═════ Provided material ═════
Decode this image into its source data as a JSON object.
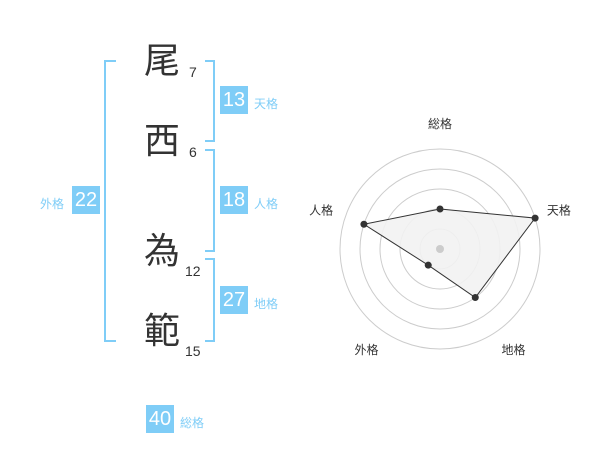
{
  "name": {
    "chars": [
      {
        "char": "尾",
        "strokes": "7"
      },
      {
        "char": "西",
        "strokes": "6"
      },
      {
        "char": "為",
        "strokes": "12"
      },
      {
        "char": "範",
        "strokes": "15"
      }
    ]
  },
  "fortunes": {
    "tenkaku": {
      "label": "天格",
      "value": "13"
    },
    "jinkaku": {
      "label": "人格",
      "value": "18"
    },
    "chikaku": {
      "label": "地格",
      "value": "27"
    },
    "gaikaku": {
      "label": "外格",
      "value": "22"
    },
    "soukaku": {
      "label": "総格",
      "value": "40"
    }
  },
  "colors": {
    "accent": "#7fcdf7",
    "text": "#333333",
    "fill": "#f2f2f2"
  },
  "chart_data": {
    "type": "radar",
    "axes": [
      "総格",
      "天格",
      "地格",
      "外格",
      "人格"
    ],
    "values": [
      2,
      5,
      3,
      1,
      4
    ],
    "range": [
      0,
      5
    ],
    "rings": 5
  }
}
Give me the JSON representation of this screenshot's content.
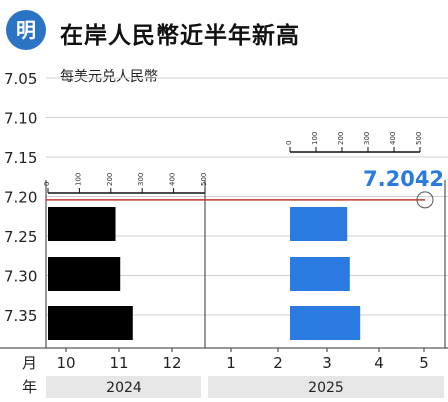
{
  "header": {
    "logo_text": "明",
    "title": "在岸人民幣近半年新高"
  },
  "chart_data": {
    "type": "bar",
    "subtitle": "每美元兑人民幣",
    "y_axis": {
      "ticks": [
        "7.05",
        "7.10",
        "7.15",
        "7.20",
        "7.25",
        "7.30",
        "7.35"
      ],
      "range": [
        7.35,
        7.05
      ],
      "inverted": true
    },
    "x_axis": {
      "month_label": "月",
      "year_label": "年",
      "months": [
        "10",
        "11",
        "12",
        "1",
        "2",
        "3",
        "4",
        "5"
      ],
      "years": [
        "2024",
        "2025"
      ]
    },
    "current": {
      "value": 7.2042,
      "label": "7.2042",
      "month": "5"
    },
    "scales": [
      {
        "ticks": [
          "0",
          "100",
          "200",
          "300",
          "400",
          "500"
        ]
      },
      {
        "ticks": [
          "0",
          "100",
          "200",
          "300",
          "400",
          "500"
        ]
      }
    ],
    "series": [
      {
        "year": "2024",
        "color": "#000000",
        "values": [
          215,
          230,
          270
        ]
      },
      {
        "year": "2025",
        "color": "#2a7ae2",
        "values": [
          220,
          230,
          270
        ]
      }
    ],
    "colors": {
      "reference_line": "#c0392b",
      "value_label": "#2a7ae2",
      "year_band": "#e6e6e6",
      "grid": "#cfcfcf"
    }
  }
}
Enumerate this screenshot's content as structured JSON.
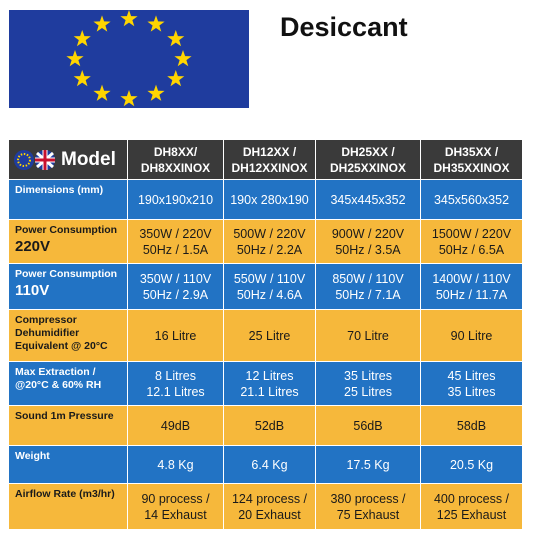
{
  "header": {
    "title": "Desiccant"
  },
  "table": {
    "columns": [
      "Model",
      "DH8XX/\nDH8XXINOX",
      "DH12XX /\nDH12XXINOX",
      "DH25XX /\nDH25XXINOX",
      "DH35XX /\nDH35XXINOX"
    ],
    "rows": [
      {
        "label": [
          "Dimensions (mm)"
        ],
        "cells": [
          [
            "190x190x210"
          ],
          [
            "190x 280x190"
          ],
          [
            "345x445x352"
          ],
          [
            "345x560x352"
          ]
        ]
      },
      {
        "label": [
          "Power Consumption",
          "220V"
        ],
        "cells": [
          [
            "350W / 220V",
            "50Hz / 1.5A"
          ],
          [
            "500W / 220V",
            "50Hz / 2.2A"
          ],
          [
            "900W / 220V",
            "50Hz / 3.5A"
          ],
          [
            "1500W / 220V",
            "50Hz / 6.5A"
          ]
        ]
      },
      {
        "label": [
          "Power Consumption",
          "110V"
        ],
        "cells": [
          [
            "350W / 110V",
            "50Hz / 2.9A"
          ],
          [
            "550W / 110V",
            "50Hz / 4.6A"
          ],
          [
            "850W / 110V",
            "50Hz / 7.1A"
          ],
          [
            "1400W / 110V",
            "50Hz / 11.7A"
          ]
        ]
      },
      {
        "label": [
          "Compressor",
          "Dehumidifier",
          "Equivalent @ 20°C"
        ],
        "cells": [
          [
            "16 Litre"
          ],
          [
            "25 Litre"
          ],
          [
            "70 Litre"
          ],
          [
            "90 Litre"
          ]
        ]
      },
      {
        "label": [
          "Max  Extraction /",
          "@20°C & 60% RH"
        ],
        "cells": [
          [
            "8 Litres",
            "12.1 Litres"
          ],
          [
            "12 Litres",
            "21.1 Litres"
          ],
          [
            "35 Litres",
            "25 Litres"
          ],
          [
            "45 Litres",
            "35 Litres"
          ]
        ]
      },
      {
        "label": [
          "Sound  1m  Pressure"
        ],
        "cells": [
          [
            "49dB"
          ],
          [
            "52dB"
          ],
          [
            "56dB"
          ],
          [
            "58dB"
          ]
        ]
      },
      {
        "label": [
          "Weight"
        ],
        "cells": [
          [
            "4.8 Kg"
          ],
          [
            "6.4 Kg"
          ],
          [
            "17.5 Kg"
          ],
          [
            "20.5 Kg"
          ]
        ]
      },
      {
        "label": [
          "Airflow Rate (m3/hr)"
        ],
        "cells": [
          [
            "90 process /",
            "14 Exhaust"
          ],
          [
            "124 process /",
            "20 Exhaust"
          ],
          [
            "380 process /",
            "75 Exhaust"
          ],
          [
            "400 process /",
            "125 Exhaust"
          ]
        ]
      }
    ]
  }
}
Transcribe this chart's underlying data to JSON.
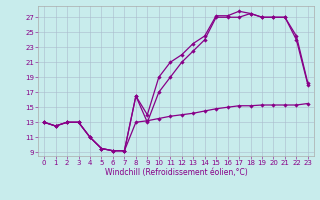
{
  "xlabel": "Windchill (Refroidissement éolien,°C)",
  "background_color": "#c8ecec",
  "line_color": "#880088",
  "grid_color": "#aabbcc",
  "xlim": [
    -0.5,
    23.5
  ],
  "ylim": [
    8.5,
    28.5
  ],
  "xticks": [
    0,
    1,
    2,
    3,
    4,
    5,
    6,
    7,
    8,
    9,
    10,
    11,
    12,
    13,
    14,
    15,
    16,
    17,
    18,
    19,
    20,
    21,
    22,
    23
  ],
  "yticks": [
    9,
    11,
    13,
    15,
    17,
    19,
    21,
    23,
    25,
    27
  ],
  "hours": [
    0,
    1,
    2,
    3,
    4,
    5,
    6,
    7,
    8,
    9,
    10,
    11,
    12,
    13,
    14,
    15,
    16,
    17,
    18,
    19,
    20,
    21,
    22,
    23
  ],
  "line_bottom": [
    13,
    12.5,
    13,
    13,
    11,
    9.5,
    9.2,
    9.2,
    13,
    13.2,
    13.5,
    13.8,
    14,
    14.2,
    14.5,
    14.8,
    15,
    15.2,
    15.2,
    15.3,
    15.3,
    15.3,
    15.3,
    15.5
  ],
  "line_mid": [
    13,
    12.5,
    13,
    13,
    11,
    9.5,
    9.2,
    9.2,
    16.5,
    13,
    17,
    19,
    21,
    22.5,
    24,
    27,
    27,
    27,
    27.5,
    27,
    27,
    27,
    24,
    18
  ],
  "line_top": [
    13,
    12.5,
    13,
    13,
    11,
    9.5,
    9.2,
    9.2,
    16.5,
    14,
    19,
    21,
    22,
    23.5,
    24.5,
    27.2,
    27.2,
    27.8,
    27.5,
    27,
    27,
    27,
    24.5,
    18.2
  ]
}
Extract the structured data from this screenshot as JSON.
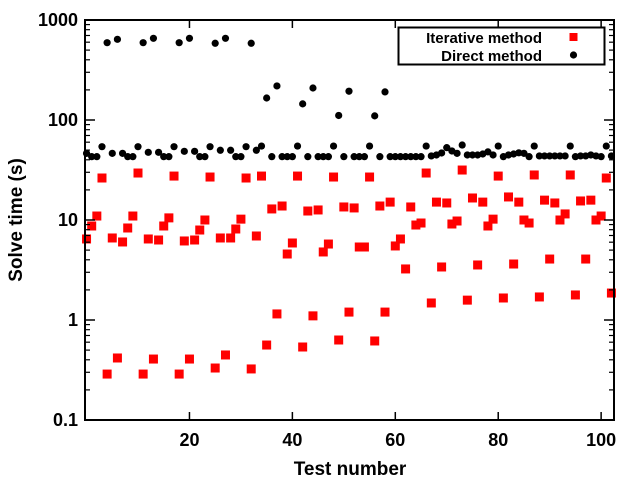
{
  "chart_data": {
    "type": "scatter",
    "title": "",
    "xlabel": "Test number",
    "ylabel": "Solve time (s)",
    "xlim": [
      -0.3,
      102.5
    ],
    "ylim": [
      0.1,
      1000
    ],
    "y_scale": "log",
    "x_ticks": [
      "20",
      "40",
      "60",
      "80",
      "100"
    ],
    "x_tick_values": [
      20,
      40,
      60,
      80,
      100
    ],
    "y_ticks": [
      "0.1",
      "1",
      "10",
      "100",
      "1000"
    ],
    "y_tick_values": [
      0.1,
      1,
      10,
      100,
      1000
    ],
    "grid": false,
    "legend_placement": "top-right",
    "x_start": 0,
    "series": [
      {
        "name": "Iterative method",
        "marker": "square",
        "color": "#ff0000",
        "values": [
          6.46,
          8.71,
          10.96,
          26.3,
          0.288,
          6.61,
          0.417,
          6.03,
          8.32,
          10.96,
          29.5,
          0.288,
          6.46,
          0.407,
          6.31,
          8.71,
          10.5,
          27.5,
          0.288,
          6.17,
          0.407,
          6.31,
          7.94,
          10,
          26.9,
          0.331,
          6.61,
          0.447,
          6.61,
          8.13,
          10.2,
          26.3,
          0.324,
          6.92,
          27.5,
          0.562,
          12.9,
          1.15,
          13.8,
          4.57,
          5.89,
          27.5,
          0.537,
          12.3,
          1.1,
          12.6,
          4.79,
          5.75,
          26.9,
          0.631,
          13.5,
          1.2,
          13.2,
          5.37,
          5.37,
          26.9,
          0.617,
          13.8,
          1.2,
          15.1,
          5.5,
          6.46,
          3.24,
          13.5,
          8.91,
          9.33,
          29.5,
          1.48,
          15.1,
          3.39,
          14.8,
          9.12,
          9.77,
          31.6,
          1.58,
          16.6,
          3.55,
          15.1,
          8.71,
          10.2,
          27.5,
          1.66,
          17.0,
          3.63,
          15.1,
          10,
          9.33,
          28.2,
          1.7,
          15.8,
          4.07,
          14.8,
          10,
          11.5,
          28.2,
          1.78,
          15.5,
          4.07,
          15.8,
          10,
          10.96,
          26.3,
          1.86
        ]
      },
      {
        "name": "Direct method",
        "marker": "circle",
        "color": "#000000",
        "values": [
          46.4,
          43,
          43,
          54.1,
          593,
          46.4,
          641,
          46.4,
          43,
          43,
          54.1,
          593,
          47.5,
          656,
          47.5,
          43,
          43,
          54.1,
          593,
          48.6,
          656,
          48.6,
          43,
          43,
          54.1,
          585,
          49.8,
          656,
          49.8,
          43,
          43,
          54.1,
          585,
          49.8,
          54.9,
          166,
          43,
          219,
          43,
          43,
          43,
          54.9,
          145,
          43,
          209,
          43,
          43,
          43,
          54.9,
          111,
          43,
          194,
          43,
          43,
          43,
          54.9,
          110,
          43,
          191,
          43,
          43,
          43,
          43,
          43,
          43,
          43,
          54.9,
          43.7,
          44.7,
          46.8,
          52.9,
          49,
          46.4,
          56.2,
          44.7,
          44.7,
          44.7,
          45.7,
          48,
          44.7,
          54.9,
          43,
          44.7,
          45.7,
          47,
          46.4,
          43,
          54.9,
          43.7,
          43.7,
          43.7,
          43.7,
          43.7,
          43.7,
          54.9,
          43,
          43.7,
          43.7,
          44.7,
          43.7,
          43,
          54.9,
          43.7
        ]
      }
    ]
  }
}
═════
Goal of the exercise » Report every line containing the word "process" from the listing above.

Correct answer »
            "90 process /",
            "124 process /",
            "380 process /",
            "400 process /",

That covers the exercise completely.